→ **TEXT SEGMENT**
╭──

Diary

Entry 2

Nine out of 10 oil wells are non-producing “dusters,” and after seven years of drilling I’m starting to wonder if that figure might not be even a bit optimistic. I have never been aboard a vessel that has successfully tapped into a productive source of crude, and I wonder about the palaeontologists who, after months of scientific homework, recommend to our client where to drill. I haven’t spent a lot of time in their mobile scientific offices (partly because by necessity their data are confidential), but I figure that theirs must also be a somewhat inexact science.

I know how I’d feel if my job rewarded me with a success rate akin to that of the Jamaican bobsled team, but maybe as budding geologists in college they were conditioned to ignore failure, to pay no attention to the fact that the oil companies that hire us are paying well into six figures per day for us to drill their holes. Perhaps they go to the same psychologists that professional athletes go to when they’re in slumps. I was amused (and not surprised) to see one of the geologists reading the career-finding tome What Color Is Your Parachute? in the lounge last week.

It goes without saying, then, that the well that we just drilled resulted in lots of mud and lots of wear and tear on the ship but no oil. We’re therefore packing up and moving the ship down to Trinidad, which lies at the bottom of the Windward Islands in the very southeast corner of the Caribbean Sea. It’s not far off the coast of Venezuela, and there are worse places to be drilling.

In preparation for departing the Gulf of Mexico, we sealed off the well by setting the final cement plug yesterday and this morning disconnected from the ocean floor. This is always a happy day for me, because for the first time since November I can turn my back on the control console without fear of malfunction. Sure, the positioning system can still lose its little silicon mind and cause the ship to try to thrust herself in all directions at once, but as long as we’re not attached to the seabed there’s really not a lot of damage that can be incurred by an excursion.

╰──

→ **DATA SHOWN**
╭──

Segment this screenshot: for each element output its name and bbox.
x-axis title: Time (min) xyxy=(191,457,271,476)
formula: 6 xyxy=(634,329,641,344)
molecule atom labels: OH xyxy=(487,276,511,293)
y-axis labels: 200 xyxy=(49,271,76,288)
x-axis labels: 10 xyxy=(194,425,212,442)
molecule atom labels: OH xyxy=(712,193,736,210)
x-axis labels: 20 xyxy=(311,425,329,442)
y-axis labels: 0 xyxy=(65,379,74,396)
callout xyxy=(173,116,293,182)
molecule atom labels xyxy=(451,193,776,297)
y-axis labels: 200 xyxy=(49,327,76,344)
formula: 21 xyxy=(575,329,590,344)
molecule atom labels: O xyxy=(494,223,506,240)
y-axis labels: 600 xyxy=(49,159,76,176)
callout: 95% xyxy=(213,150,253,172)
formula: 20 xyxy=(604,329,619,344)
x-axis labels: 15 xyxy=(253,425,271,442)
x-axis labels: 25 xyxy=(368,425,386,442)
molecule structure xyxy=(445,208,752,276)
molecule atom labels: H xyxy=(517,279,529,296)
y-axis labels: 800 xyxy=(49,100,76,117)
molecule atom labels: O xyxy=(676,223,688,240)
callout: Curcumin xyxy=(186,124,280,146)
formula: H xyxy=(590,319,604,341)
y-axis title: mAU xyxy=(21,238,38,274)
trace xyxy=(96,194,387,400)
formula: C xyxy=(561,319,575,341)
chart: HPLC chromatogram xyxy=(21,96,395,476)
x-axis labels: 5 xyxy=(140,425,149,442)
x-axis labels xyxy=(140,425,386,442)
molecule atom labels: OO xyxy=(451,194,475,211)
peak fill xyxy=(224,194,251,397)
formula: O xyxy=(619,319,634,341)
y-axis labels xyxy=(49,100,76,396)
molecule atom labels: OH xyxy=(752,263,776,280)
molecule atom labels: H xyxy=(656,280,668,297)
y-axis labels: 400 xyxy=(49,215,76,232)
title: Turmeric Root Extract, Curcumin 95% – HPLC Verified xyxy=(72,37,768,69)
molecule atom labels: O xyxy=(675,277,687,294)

╰──

→ **YOUR TASKS**
A – According to the drilling diary, where is the ship being moved now that its latest well turned up no oil?
B – Write what comes next in the drilling diary entry, starting after its final sentence.
This material was taken from a different source.

→ **RESULTS OF THE TASKS**
A – To Trinidad.

B –
Ordinarily we’re tasked with staying within a very tight circle that’s determined by the amount of play in the drilling hardware and by how deep the water is. On this last well, our Yellow Alert (“I’m losing control of the ship; prepare to disconnect”) limit was 135 feet, and our Red Alert (“I’ve lost all control; prepare to send out résumés”) limit is 335 feet. This sounds like a long distance until it’s put into perspective: The ship itself is almost as wide as our Yellow Alert limit, and it doesn’t take long to move one ship-width with 40,000 horsepower pushing her.

That quip about sending out résumés is the second reference to unanticipated unemployment, so I should point out here that the drilling industry is infamous for “running people off,” as firings are called here. It is an industry in which personnel management still tends to be somewhat blame-oriented. To illustrate:

A roughneck (drillfloor worker) dropped his adjustable wrench down through the hole in the middle of the ship and into the wellbore. This is one of the worst things that can happen, because although today’s drill bits can penetrate granite and salt and other things geologic, they can’t do much against stainless steel.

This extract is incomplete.